■ OBJECTIVE: Repeat the listing that follows, character for character, minus the pictures.
--- start LISTING ---
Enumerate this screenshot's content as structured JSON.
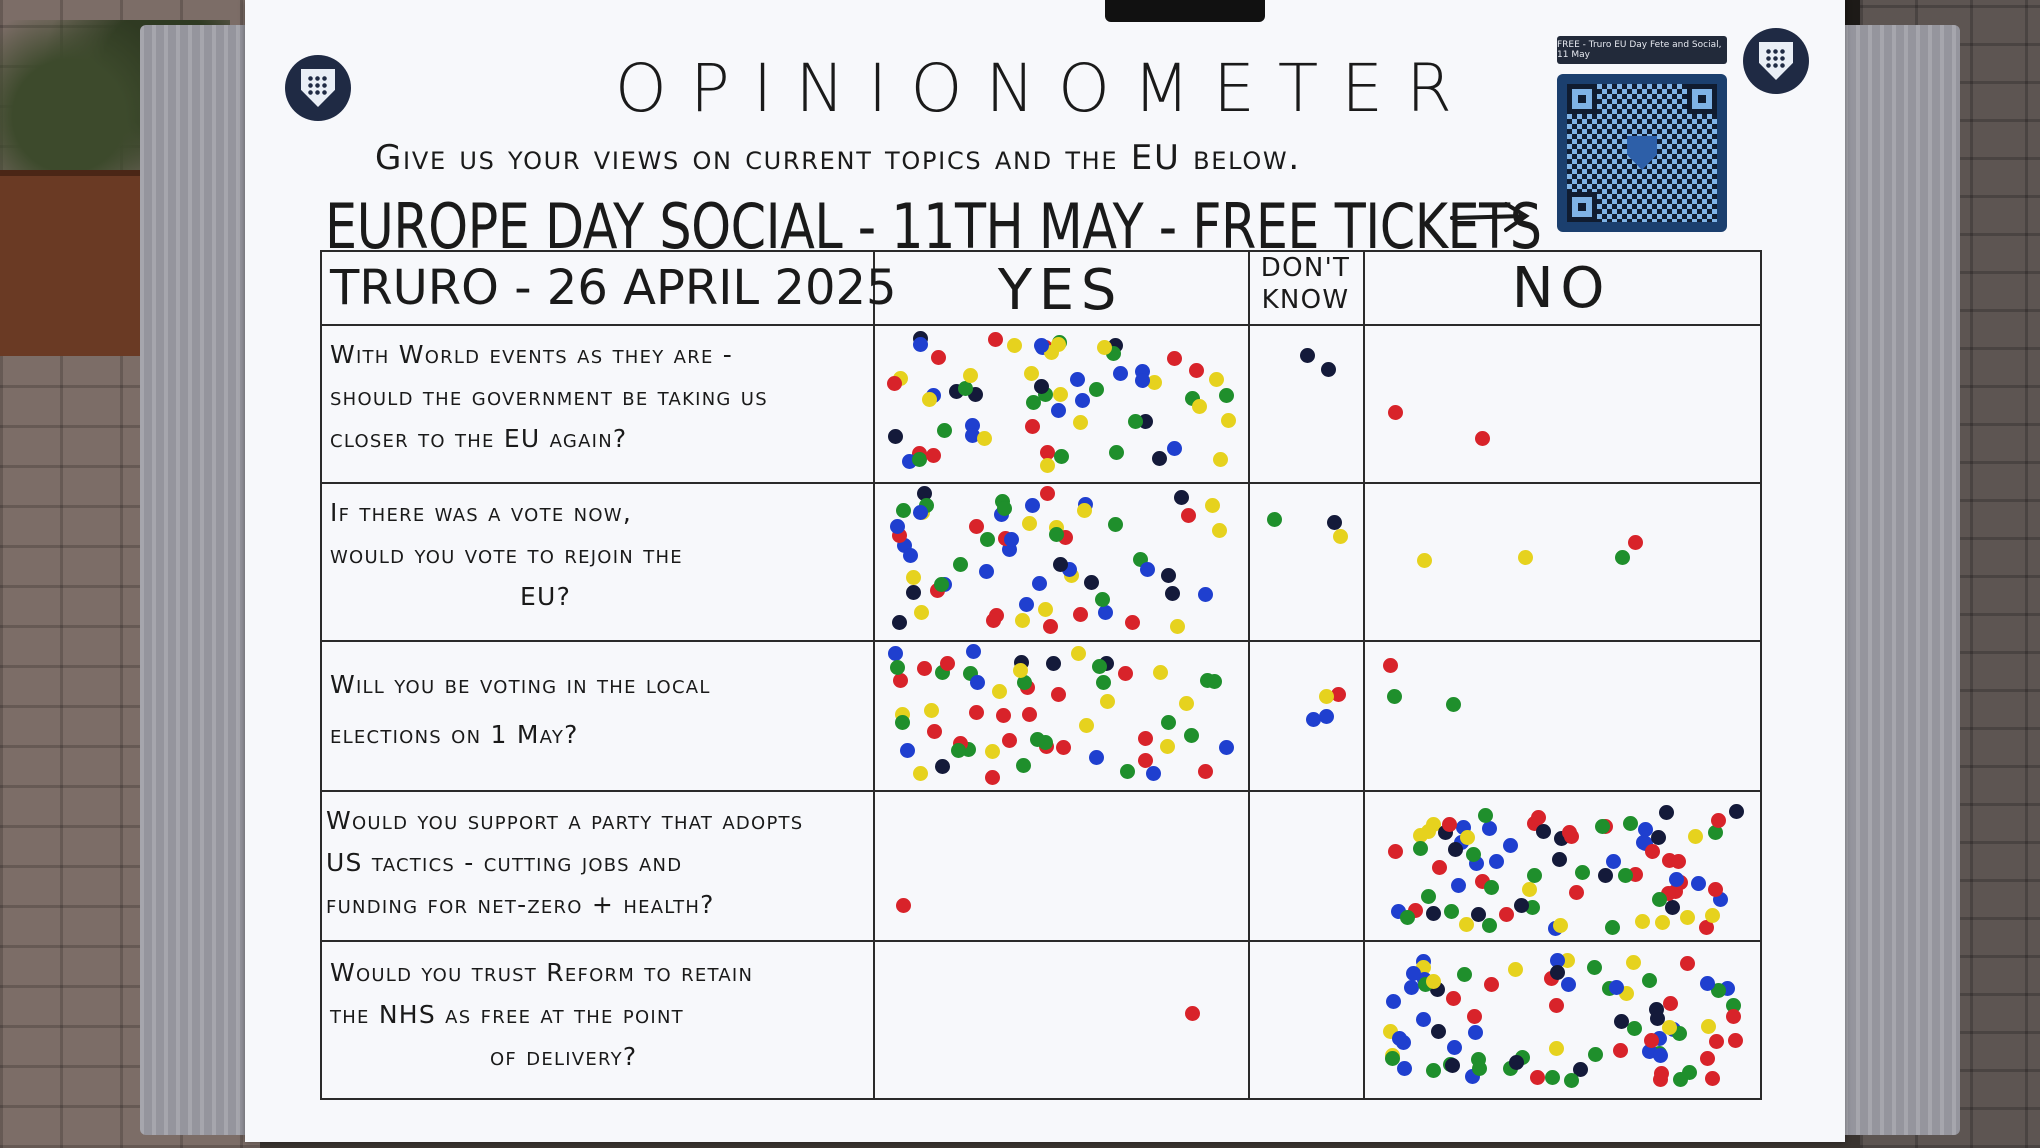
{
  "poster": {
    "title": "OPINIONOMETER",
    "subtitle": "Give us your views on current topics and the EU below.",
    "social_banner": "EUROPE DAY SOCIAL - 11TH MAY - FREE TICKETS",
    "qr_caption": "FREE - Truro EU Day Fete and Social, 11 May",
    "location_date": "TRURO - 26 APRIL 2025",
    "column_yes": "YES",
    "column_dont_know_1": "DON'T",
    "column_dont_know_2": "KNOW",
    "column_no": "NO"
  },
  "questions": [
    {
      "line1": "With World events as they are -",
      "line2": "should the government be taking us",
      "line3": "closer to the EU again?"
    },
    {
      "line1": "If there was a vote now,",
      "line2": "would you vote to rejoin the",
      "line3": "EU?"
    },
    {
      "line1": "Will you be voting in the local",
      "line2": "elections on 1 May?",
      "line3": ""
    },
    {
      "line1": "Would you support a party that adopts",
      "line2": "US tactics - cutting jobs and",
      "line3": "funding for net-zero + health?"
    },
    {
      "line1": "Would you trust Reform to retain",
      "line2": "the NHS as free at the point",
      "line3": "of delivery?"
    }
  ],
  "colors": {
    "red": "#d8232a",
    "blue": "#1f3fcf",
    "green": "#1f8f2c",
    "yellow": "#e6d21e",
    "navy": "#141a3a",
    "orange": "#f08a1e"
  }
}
--- end LISTING ---
■ ANSWER FOR THIS EXERCISE:
Enumerate this screenshot's content as structured JSON.
{
  "poster": {
    "title": "OPINIONOMETER",
    "subtitle": "Give us your views on current topics and the EU below.",
    "social_banner": "EUROPE DAY SOCIAL - 11TH MAY - FREE TICKETS",
    "qr_caption": "FREE - Truro EU Day Fete and Social, 11 May",
    "location_date": "TRURO - 26 APRIL 2025",
    "column_yes": "YES",
    "column_dont_know_1": "DON'T",
    "column_dont_know_2": "KNOW",
    "column_no": "NO"
  },
  "questions": [
    {
      "line1": "With World events as they are -",
      "line2": "should the government be taking us",
      "line3": "closer to the EU again?"
    },
    {
      "line1": "If there was a vote now,",
      "line2": "would you vote to rejoin the",
      "line3": "EU?"
    },
    {
      "line1": "Will you be voting in the local",
      "line2": "elections on 1 May?",
      "line3": ""
    },
    {
      "line1": "Would you support a party that adopts",
      "line2": "US tactics - cutting jobs and",
      "line3": "funding for net-zero + health?"
    },
    {
      "line1": "Would you trust Reform to retain",
      "line2": "the NHS as free at the point",
      "line3": "of delivery?"
    }
  ],
  "colors": {
    "red": "#d8232a",
    "blue": "#1f3fcf",
    "green": "#1f8f2c",
    "yellow": "#e6d21e",
    "navy": "#141a3a",
    "orange": "#f08a1e"
  }
}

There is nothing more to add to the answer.